* Given records
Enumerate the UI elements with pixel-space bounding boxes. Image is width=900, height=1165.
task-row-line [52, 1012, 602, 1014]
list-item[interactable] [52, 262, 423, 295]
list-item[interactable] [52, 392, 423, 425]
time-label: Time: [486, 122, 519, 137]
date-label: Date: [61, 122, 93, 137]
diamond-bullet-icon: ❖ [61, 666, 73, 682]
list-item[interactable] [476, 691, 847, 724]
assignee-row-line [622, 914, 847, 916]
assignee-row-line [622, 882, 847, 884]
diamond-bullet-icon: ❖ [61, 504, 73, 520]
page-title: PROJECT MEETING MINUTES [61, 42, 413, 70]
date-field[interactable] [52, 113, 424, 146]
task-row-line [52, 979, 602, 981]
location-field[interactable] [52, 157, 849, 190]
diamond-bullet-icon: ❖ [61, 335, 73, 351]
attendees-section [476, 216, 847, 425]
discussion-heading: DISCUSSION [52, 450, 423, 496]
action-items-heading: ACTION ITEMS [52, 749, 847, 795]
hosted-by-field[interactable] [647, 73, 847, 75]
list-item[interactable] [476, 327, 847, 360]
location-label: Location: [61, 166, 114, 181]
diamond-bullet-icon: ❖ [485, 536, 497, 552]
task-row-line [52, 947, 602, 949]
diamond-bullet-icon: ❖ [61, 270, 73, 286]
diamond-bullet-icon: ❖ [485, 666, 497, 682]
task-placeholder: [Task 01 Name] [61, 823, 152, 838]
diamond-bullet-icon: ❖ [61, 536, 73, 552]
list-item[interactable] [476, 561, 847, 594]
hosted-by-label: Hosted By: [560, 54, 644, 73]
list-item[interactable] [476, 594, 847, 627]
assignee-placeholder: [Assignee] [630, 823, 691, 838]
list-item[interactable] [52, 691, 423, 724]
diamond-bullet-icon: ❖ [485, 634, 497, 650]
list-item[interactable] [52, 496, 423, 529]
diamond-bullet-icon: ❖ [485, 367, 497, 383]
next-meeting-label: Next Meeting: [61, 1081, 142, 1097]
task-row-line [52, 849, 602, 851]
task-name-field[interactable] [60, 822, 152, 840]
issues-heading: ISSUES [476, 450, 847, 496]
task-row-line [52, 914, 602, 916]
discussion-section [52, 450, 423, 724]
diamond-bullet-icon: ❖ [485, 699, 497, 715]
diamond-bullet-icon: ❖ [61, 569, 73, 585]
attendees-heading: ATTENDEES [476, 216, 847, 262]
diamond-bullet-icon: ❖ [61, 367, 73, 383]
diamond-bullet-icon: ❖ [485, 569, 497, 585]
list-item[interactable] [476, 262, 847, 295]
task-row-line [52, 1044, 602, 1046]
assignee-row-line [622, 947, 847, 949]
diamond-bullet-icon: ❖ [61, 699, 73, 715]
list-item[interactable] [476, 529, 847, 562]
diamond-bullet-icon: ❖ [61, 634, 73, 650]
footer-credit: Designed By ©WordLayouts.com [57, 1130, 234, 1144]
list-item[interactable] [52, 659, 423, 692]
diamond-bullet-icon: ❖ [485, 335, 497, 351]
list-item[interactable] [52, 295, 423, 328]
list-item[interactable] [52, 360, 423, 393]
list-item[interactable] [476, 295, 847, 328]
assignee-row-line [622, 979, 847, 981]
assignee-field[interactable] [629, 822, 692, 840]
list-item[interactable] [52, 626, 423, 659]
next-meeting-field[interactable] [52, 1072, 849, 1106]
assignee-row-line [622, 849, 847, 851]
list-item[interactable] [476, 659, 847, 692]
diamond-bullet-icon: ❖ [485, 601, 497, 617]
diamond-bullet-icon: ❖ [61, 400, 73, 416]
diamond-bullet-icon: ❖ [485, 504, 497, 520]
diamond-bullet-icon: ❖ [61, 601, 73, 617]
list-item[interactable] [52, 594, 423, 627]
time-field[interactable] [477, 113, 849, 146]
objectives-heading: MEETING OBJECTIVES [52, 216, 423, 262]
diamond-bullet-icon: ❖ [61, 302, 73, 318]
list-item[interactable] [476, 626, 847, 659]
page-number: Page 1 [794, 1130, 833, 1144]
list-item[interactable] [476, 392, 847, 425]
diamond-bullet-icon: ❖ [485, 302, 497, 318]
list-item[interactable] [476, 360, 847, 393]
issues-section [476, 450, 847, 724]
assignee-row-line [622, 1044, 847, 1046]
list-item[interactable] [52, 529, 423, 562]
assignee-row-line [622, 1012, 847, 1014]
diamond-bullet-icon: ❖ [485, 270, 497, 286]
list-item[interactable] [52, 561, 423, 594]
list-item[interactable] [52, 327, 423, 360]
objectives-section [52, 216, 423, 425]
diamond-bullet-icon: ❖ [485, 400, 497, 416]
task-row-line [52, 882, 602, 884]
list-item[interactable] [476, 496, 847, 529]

* Task requirements
Rewrite the rows above as a numbered list, from the first row through the row that contains "diamond-bullet-icon: ❖ [61, 666, 73, 682]", both included, and leave out any blank lines.

* Output of the exercise
1. Enumerate the UI elements with pixel-space bounding boxes. Image is width=900, height=1165.
2. task-row-line [52, 1012, 602, 1014]
3. list-item[interactable] [52, 262, 423, 295]
4. list-item[interactable] [52, 392, 423, 425]
5. time-label: Time: [486, 122, 519, 137]
6. date-label: Date: [61, 122, 93, 137]
7. diamond-bullet-icon: ❖ [61, 666, 73, 682]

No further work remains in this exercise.